**STORED RECORDS**
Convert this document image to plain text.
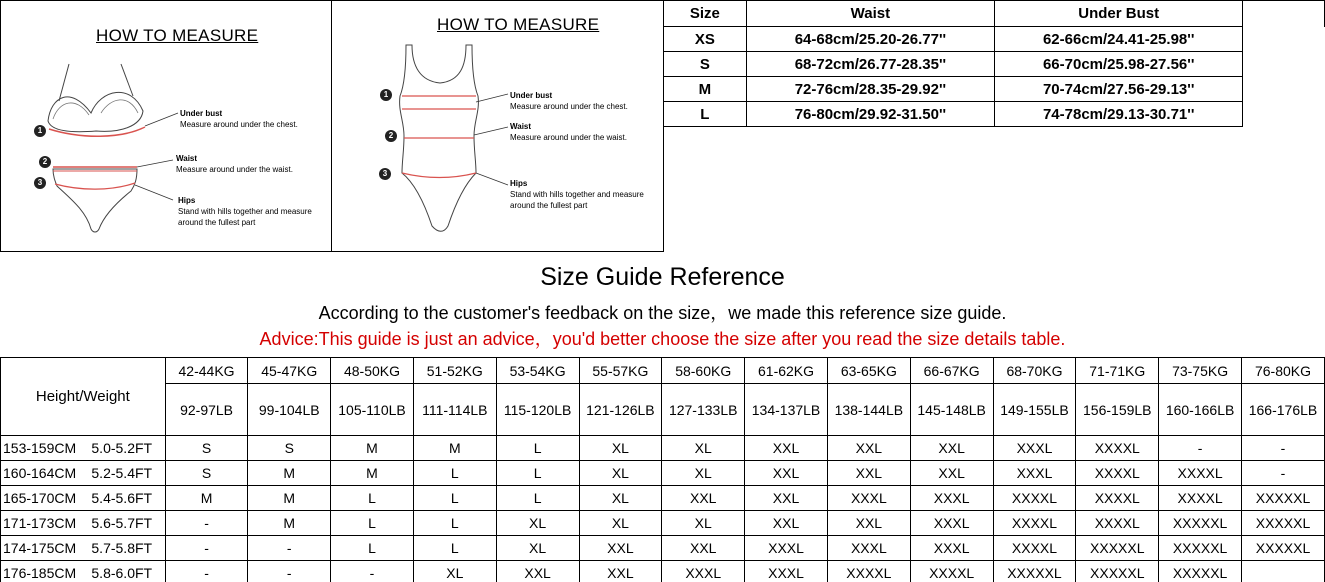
HOW TO MEASURE
1
2
3
Under bust
Measure around under the chest.
Waist
Measure around under the waist.
Hips
Stand with hills together and measure
around the fullest part
HOW TO MEASURE
1
2
3
Under bust
Measure around under the chest.
Waist
Measure around under the waist.
Hips
Stand with hills together and measure
around the fullest part
Size	Waist	Under Bust	
XS	64-68cm/25.20-26.77''	62-66cm/24.41-25.98''	
S	68-72cm/26.77-28.35''	66-70cm/25.98-27.56''	
M	72-76cm/28.35-29.92''	70-74cm/27.56-29.13''	
L	76-80cm/29.92-31.50''	74-78cm/29.13-30.71''	
Size Guide Reference
According to the customer's feedback on the size，we made this reference size guide.
Advice:This guide is just an advice，you'd better choose the size after you read the size details table.
Height/Weight		42-44KG	45-47KG	48-50KG	51-52KG	53-54KG	55-57KG	58-60KG	61-62KG	63-65KG	66-67KG	68-70KG	71-71KG	73-75KG	76-80KG
		92-97LB	99-104LB	105-110LB	111-114LB	115-120LB	121-126LB	127-133LB	134-137LB	138-144LB	145-148LB	149-155LB	156-159LB	160-166LB	166-176LB
153-159CM	5.0-5.2FT	S	S	M	M	L	XL	XL	XXL	XXL	XXL	XXXL	XXXXL	-	-
160-164CM	5.2-5.4FT	S	M	M	L	L	XL	XL	XXL	XXL	XXL	XXXL	XXXXL	XXXXL	-
165-170CM	5.4-5.6FT	M	M	L	L	L	XL	XXL	XXL	XXXL	XXXL	XXXXL	XXXXL	XXXXL	XXXXXL
171-173CM	5.6-5.7FT	-	M	L	L	XL	XL	XL	XXL	XXL	XXXL	XXXXL	XXXXL	XXXXXL	XXXXXL
174-175CM	5.7-5.8FT	-	-	L	L	XL	XXL	XXL	XXXL	XXXL	XXXL	XXXXL	XXXXXL	XXXXXL	XXXXXL
176-185CM	5.8-6.0FT	-	-	-	XL	XXL	XXL	XXXL	XXXL	XXXXL	XXXXL	XXXXXL	XXXXXL	XXXXXL	
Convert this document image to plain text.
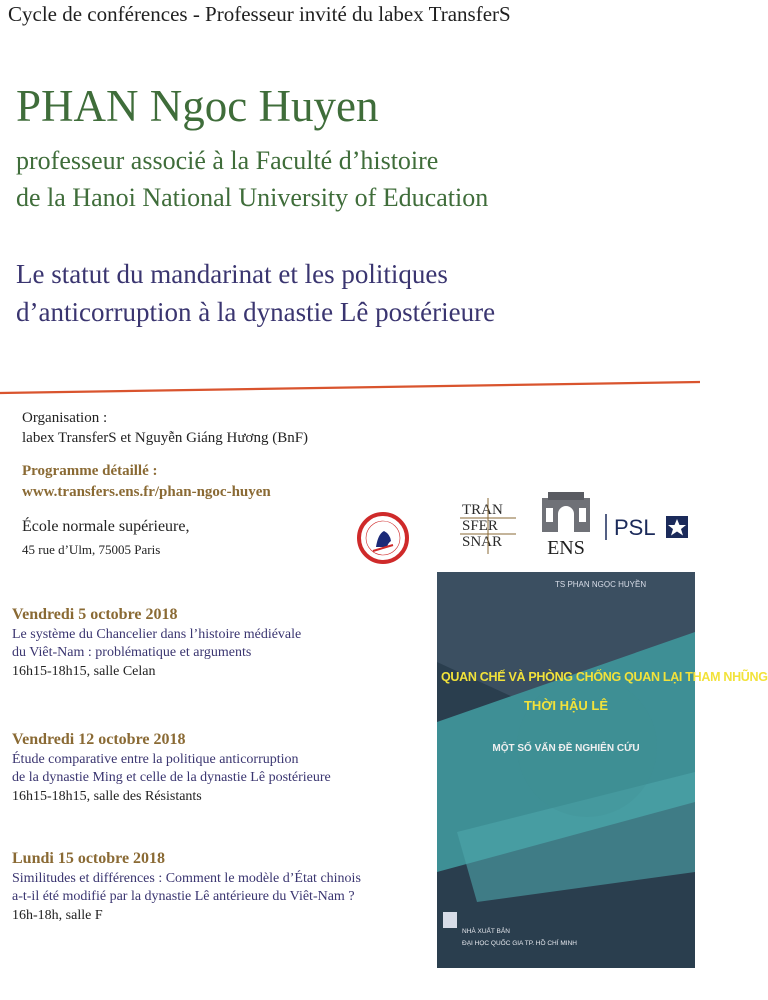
Cycle de conférences - Professeur invité du labex TransferS
PHAN Ngoc Huyen
professeur associé à la Faculté d’histoire
de la Hanoi National University of Education
Le statut du mandarinat et les politiques
d’anticorruption à la dynastie Lê postérieure
Organisation :
labex TransferS et Nguyễn Giáng Hương (BnF)
Programme détaillé :
www.transfers.ens.fr/phan-ngoc-huyen
École normale supérieure,
45 rue d’Ulm, 75005 Paris
TRAN
SFER
SNAR ENS
PSL
Vendredi 5 octobre 2018
Le système du Chancelier dans l’histoire médiévale
du Viêt-Nam : problématique et arguments
16h15-18h15, salle Celan
Vendredi 12 octobre 2018
Étude comparative entre la politique anticorruption
de la dynastie Ming et celle de la dynastie Lê postérieure
16h15-18h15, salle des Résistants
Lundi 15 octobre 2018
Similitudes et différences : Comment le modèle d’État chinois
a-t-il été modifié par la dynastie Lê antérieure du Viêt-Nam ?
16h-18h, salle F
TS PHAN NGỌC HUYỀN
QUAN CHẾ VÀ PHÒNG CHỐNG QUAN LẠI THAM NHŨNG
THỜI HẬU LÊ
MỘT SỐ VẤN ĐỀ NGHIÊN CỨU
NHÀ XUẤT BẢN
ĐẠI HỌC QUỐC GIA TP. HỒ CHÍ MINH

**AIM**
Show every line in the records above that contains the word "XXXXL".

**SOLUTION FOR THIS EXERCISE**
153-159CM	5.0-5.2FT	S	S	M	M	L	XL	XL	XXL	XXL	XXL	XXXL	XXXXL	-	-
160-164CM	5.2-5.4FT	S	M	M	L	L	XL	XL	XXL	XXL	XXL	XXXL	XXXXL	XXXXL	-
165-170CM	5.4-5.6FT	M	M	L	L	L	XL	XXL	XXL	XXXL	XXXL	XXXXL	XXXXL	XXXXL	XXXXXL
171-173CM	5.6-5.7FT	-	M	L	L	XL	XL	XL	XXL	XXL	XXXL	XXXXL	XXXXL	XXXXXL	XXXXXL
174-175CM	5.7-5.8FT	-	-	L	L	XL	XXL	XXL	XXXL	XXXL	XXXL	XXXXL	XXXXXL	XXXXXL	XXXXXL
176-185CM	5.8-6.0FT	-	-	-	XL	XXL	XXL	XXXL	XXXL	XXXXL	XXXXL	XXXXXL	XXXXXL	XXXXXL	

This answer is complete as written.